▶ **WHAT YOU NEED TO DO**: In the listing below, find every line containing "this" and copy it out.

▶ **INFORMATION SUPPLIED**:

-----

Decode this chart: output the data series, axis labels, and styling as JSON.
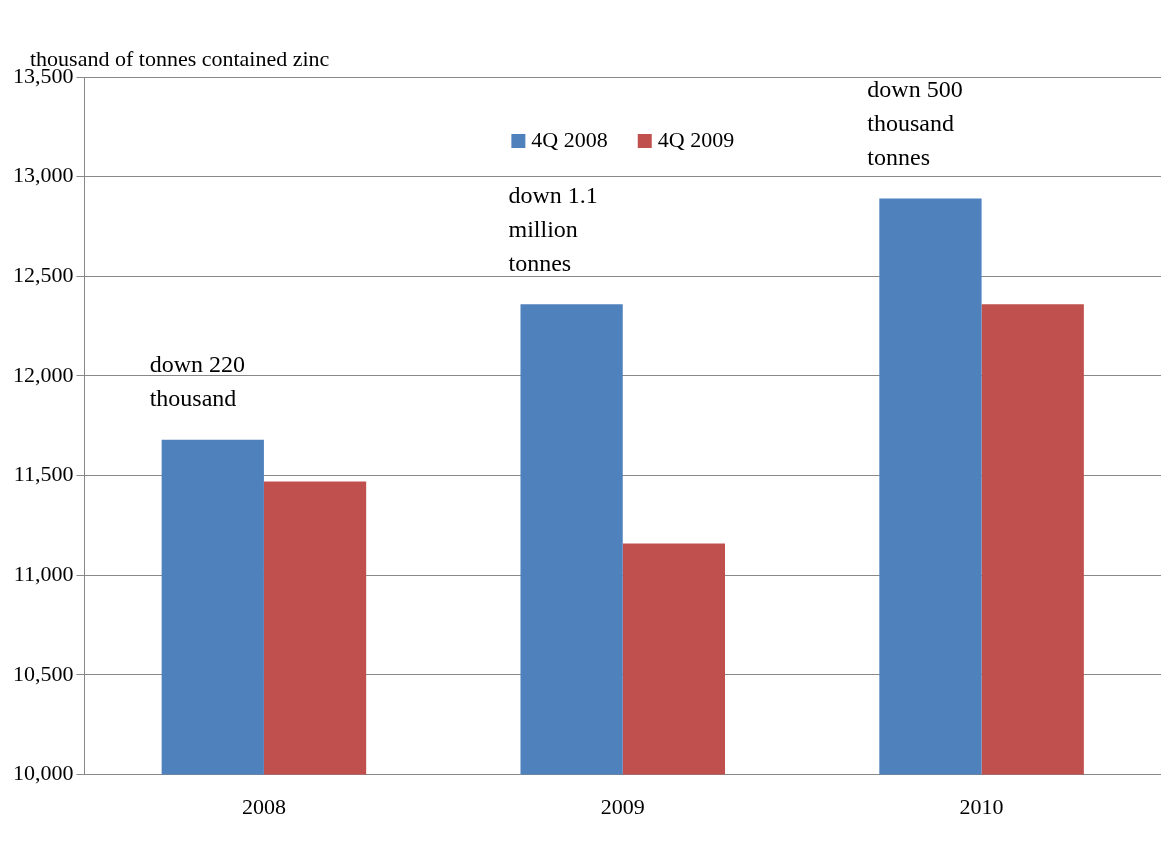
{
  "chart_data": {
    "type": "bar",
    "ylabel": "thousand of tonnes contained zinc",
    "categories": [
      "2008",
      "2009",
      "2010"
    ],
    "series": [
      {
        "name": "4Q 2008",
        "color": "#4f81bd",
        "values": [
          11680,
          12360,
          12890
        ]
      },
      {
        "name": "4Q 2009",
        "color": "#c0504d",
        "values": [
          11470,
          11160,
          12360
        ]
      }
    ],
    "ylim": [
      10000,
      13500
    ],
    "yticks": [
      {
        "value": 10000,
        "label": "10,000"
      },
      {
        "value": 10500,
        "label": "10,500"
      },
      {
        "value": 11000,
        "label": "11,000"
      },
      {
        "value": 11500,
        "label": "11,500"
      },
      {
        "value": 12000,
        "label": "12,000"
      },
      {
        "value": 12500,
        "label": "12,500"
      },
      {
        "value": 13000,
        "label": "13,000"
      },
      {
        "value": 13500,
        "label": "13,500"
      }
    ],
    "grid": "y",
    "legend": "top",
    "annotations": [
      "down 220 thousand",
      "down 1.1 million tonnes",
      "down 500 thousand tonnes"
    ]
  }
}
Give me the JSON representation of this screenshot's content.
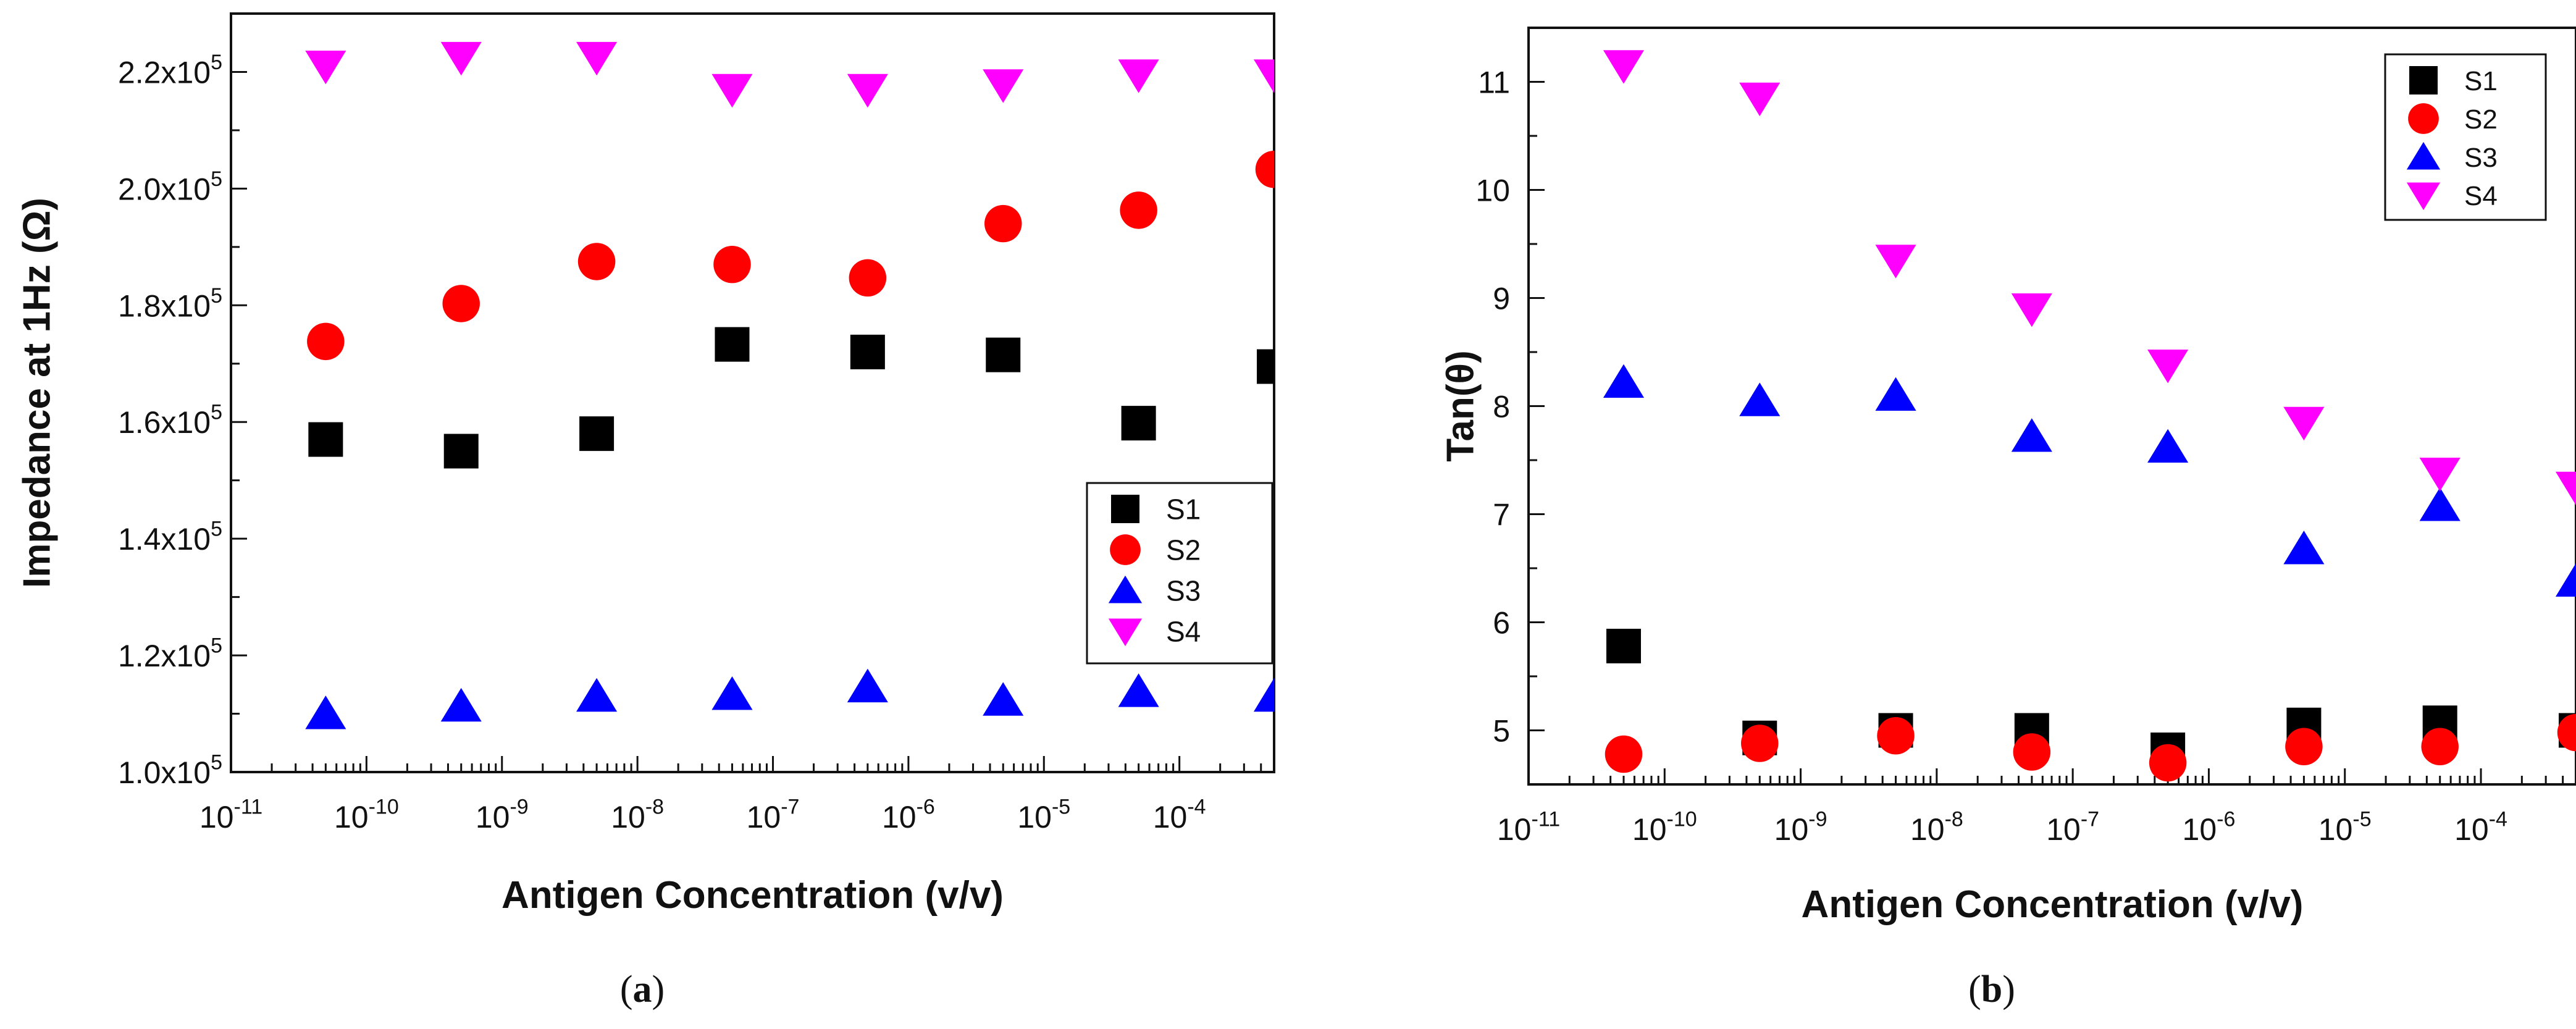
{
  "chart_data": [
    {
      "type": "scatter",
      "panel_label": "a",
      "xlabel": "Antigen Concentration (v/v)",
      "ylabel": "Impedance at 1Hz (Ω)",
      "xscale": "log",
      "xlim": [
        1e-11,
        0.0005
      ],
      "ylim": [
        100000,
        230000
      ],
      "x_ticks": [
        {
          "exp": "-11"
        },
        {
          "exp": "-10"
        },
        {
          "exp": "-9"
        },
        {
          "exp": "-8"
        },
        {
          "exp": "-7"
        },
        {
          "exp": "-6"
        },
        {
          "exp": "-5"
        },
        {
          "exp": "-4"
        }
      ],
      "y_ticks": [
        {
          "value": 100000,
          "mant": "1.0",
          "exp": "5"
        },
        {
          "value": 120000,
          "mant": "1.2",
          "exp": "5"
        },
        {
          "value": 140000,
          "mant": "1.4",
          "exp": "5"
        },
        {
          "value": 160000,
          "mant": "1.6",
          "exp": "5"
        },
        {
          "value": 180000,
          "mant": "1.8",
          "exp": "5"
        },
        {
          "value": 200000,
          "mant": "2.0",
          "exp": "5"
        },
        {
          "value": 220000,
          "mant": "2.2",
          "exp": "5"
        }
      ],
      "legend_position": "lower-right",
      "x": [
        5e-11,
        5e-10,
        5e-09,
        5e-08,
        5e-07,
        5e-06,
        5e-05,
        0.0005
      ],
      "series": [
        {
          "name": "S1",
          "marker": "square",
          "color": "#000000",
          "values": [
            157000,
            155000,
            158000,
            173300,
            172000,
            171500,
            159800,
            169500
          ]
        },
        {
          "name": "S2",
          "marker": "circle",
          "color": "#ff0000",
          "values": [
            173800,
            180300,
            187500,
            187000,
            184700,
            194000,
            196300,
            203300
          ]
        },
        {
          "name": "S3",
          "marker": "triangle-up",
          "color": "#0000ff",
          "values": [
            110000,
            111300,
            113000,
            113300,
            114600,
            112300,
            113800,
            113000
          ]
        },
        {
          "name": "S4",
          "marker": "triangle-down",
          "color": "#ff00ff",
          "values": [
            221000,
            222500,
            222500,
            217000,
            217000,
            217800,
            219500,
            219500
          ]
        }
      ]
    },
    {
      "type": "scatter",
      "panel_label": "b",
      "xlabel": "Antigen Concentration (v/v)",
      "ylabel": "Tan(θ)",
      "xscale": "log",
      "xlim": [
        1e-11,
        0.0005
      ],
      "ylim": [
        4.5,
        11.5
      ],
      "x_ticks": [
        {
          "exp": "-11"
        },
        {
          "exp": "-10"
        },
        {
          "exp": "-9"
        },
        {
          "exp": "-8"
        },
        {
          "exp": "-7"
        },
        {
          "exp": "-6"
        },
        {
          "exp": "-5"
        },
        {
          "exp": "-4"
        }
      ],
      "y_ticks": [
        {
          "value": 5,
          "label": "5"
        },
        {
          "value": 6,
          "label": "6"
        },
        {
          "value": 7,
          "label": "7"
        },
        {
          "value": 8,
          "label": "8"
        },
        {
          "value": 9,
          "label": "9"
        },
        {
          "value": 10,
          "label": "10"
        },
        {
          "value": 11,
          "label": "11"
        }
      ],
      "legend_position": "top-right",
      "x": [
        5e-11,
        5e-10,
        5e-09,
        5e-08,
        5e-07,
        5e-06,
        5e-05,
        0.0005
      ],
      "series": [
        {
          "name": "S1",
          "marker": "square",
          "color": "#000000",
          "values": [
            5.78,
            4.93,
            5.0,
            5.0,
            4.82,
            5.05,
            5.07,
            5.0
          ]
        },
        {
          "name": "S2",
          "marker": "circle",
          "color": "#ff0000",
          "values": [
            4.78,
            4.88,
            4.95,
            4.8,
            4.7,
            4.85,
            4.85,
            4.98
          ]
        },
        {
          "name": "S3",
          "marker": "triangle-up",
          "color": "#0000ff",
          "values": [
            8.22,
            8.05,
            8.1,
            7.72,
            7.62,
            6.68,
            7.08,
            6.38
          ]
        },
        {
          "name": "S4",
          "marker": "triangle-down",
          "color": "#ff00ff",
          "values": [
            11.15,
            10.85,
            9.35,
            8.9,
            8.38,
            7.85,
            7.38,
            7.25
          ]
        }
      ]
    }
  ]
}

-----

▶ **RESULT BELOW**:
Decode this chart: output the data series, axis labels, and styling as JSON.
Give me the JSON representation of this screenshot's content.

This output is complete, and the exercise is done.